# EXTRACTED TEXT

○ ○ ○

In the nature, there is always a food chain, only those fittest ones could survive in each position. Sharks could swallow small fishes which eat little shrimps.
Similarly, in the food chain of stock market, institutional investors (big sharks) could determine the mega direction of stock prices, while retail traders (small fishes) follow the trend of stock prices, left behind speculators (little shrimps) who react to the uncertain daily market. Size is power, usually little shrimps are sacrificed, lose out in speculative stock market, especially when a stock is being manipulated.
Blumont in the penny stock crisis a few years ago was a good example. The big sharks (big boys) started to pushed up the stock prices, then small fishes (retail traders) who follow the uptrend could buy high sell higher to make money. Eventually when the share prices were manipulated, pushed up 100 times, it attracted some little shrimps (speculators) who just want to get rich quick but ending up a great loss when the big sharks start to sell all the shares, following by clever small fishes (traders) who follow the trend to get out with some gains or little loss, while the ignorant speculators continue to hold as long term investor when making a loss, ending up losing 99% of stock value, holding until today without clear understanding what went wrong.
There are many other similar examples of food chain in stock market (dotcom bubble in year 2000), property market (subprime crisis in year 2008) or even Bitcoin (from rally in year 2017 to crisis in 2018). There are many valuable past lessons which could be learned from food chain of stock market:
1) Big funds with smart investors could take the lead in investment markets but could also suffer when there is a global financial crisis which is a disaster in the world of nature. However, smart investors are usually longer term in holding or having strong fundamental business with sufficient past profits to last through the cold winter. The chances of survival is high.

○ ○ ○

# EXCERPTED RECORDS
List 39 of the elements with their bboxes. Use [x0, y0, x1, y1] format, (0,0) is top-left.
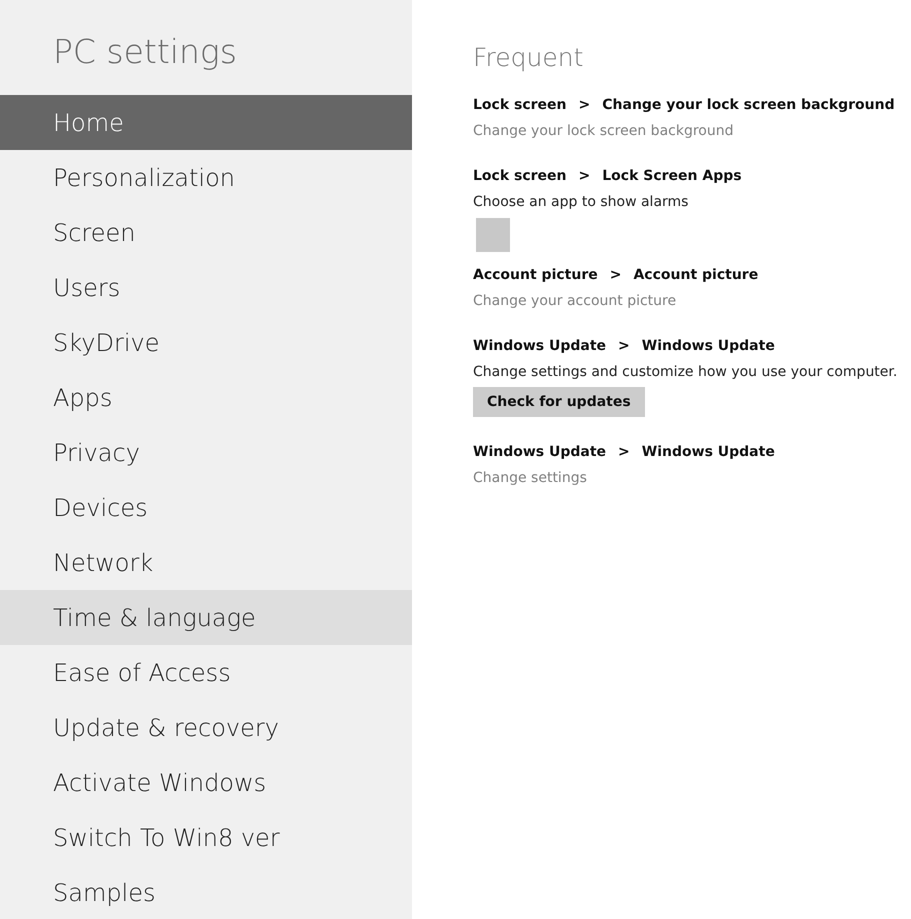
setting-description: Change settings and customize how you use your computer.: [473, 363, 898, 382]
nav-item[interactable]: Users: [0, 260, 412, 315]
breadcrumb-separator: >: [578, 96, 590, 115]
category-link[interactable]: Windows Update: [473, 442, 606, 462]
breadcrumb-separator: >: [618, 337, 630, 356]
setting-description: Change your lock screen background: [473, 122, 734, 141]
nav-item[interactable]: Time & language: [0, 590, 412, 645]
section-heading: Frequent: [473, 43, 584, 73]
category-link[interactable]: Windows Update: [473, 336, 606, 356]
breadcrumb-separator: >: [618, 443, 630, 462]
nav-item[interactable]: Switch To Win8 ver: [0, 810, 412, 865]
page-link[interactable]: Windows Update: [642, 442, 775, 462]
nav-item[interactable]: Apps: [0, 370, 412, 425]
nav-item[interactable]: Home: [0, 95, 412, 150]
category-link[interactable]: Lock screen: [473, 95, 567, 115]
setting-description: Choose an app to show alarms: [473, 193, 690, 212]
nav-item[interactable]: Update & recovery: [0, 700, 412, 755]
nav-item[interactable]: Personalization: [0, 150, 412, 205]
page-link[interactable]: Lock Screen Apps: [602, 166, 742, 186]
setting-description: Change your account picture: [473, 292, 678, 311]
nav-item[interactable]: Network: [0, 535, 412, 590]
breadcrumb-separator: >: [610, 266, 622, 285]
setting-description: Change settings: [473, 469, 588, 488]
nav-item[interactable]: Samples: [0, 865, 412, 919]
nav-item[interactable]: Screen: [0, 205, 412, 260]
app-tile[interactable]: [476, 218, 510, 252]
nav-item[interactable]: Activate Windows: [0, 755, 412, 810]
page-link[interactable]: Windows Update: [642, 336, 775, 356]
nav-item[interactable]: Privacy: [0, 425, 412, 480]
app-title: PC settings: [52, 31, 238, 73]
category-link[interactable]: Lock screen: [473, 166, 567, 186]
page-link[interactable]: Account picture: [633, 265, 758, 285]
check-updates-button[interactable]: Check for updates: [473, 387, 645, 417]
breadcrumb-separator: >: [578, 167, 590, 186]
page-link[interactable]: Change your lock screen background: [602, 95, 895, 115]
category-link[interactable]: Account picture: [473, 265, 598, 285]
nav-item[interactable]: SkyDrive: [0, 315, 412, 370]
nav-item[interactable]: Ease of Access: [0, 645, 412, 700]
nav-item[interactable]: Devices: [0, 480, 412, 535]
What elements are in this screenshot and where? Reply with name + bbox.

○ ○ ○

# REQUIRED WORK
Please list every animal that the stock market food chain article assigns a role in the market, each with the kind of market participant it stands for.

# FINAL ANSWER
- Big sharks: institutional investors
- Small fishes: retail traders
- Little shrimps: speculators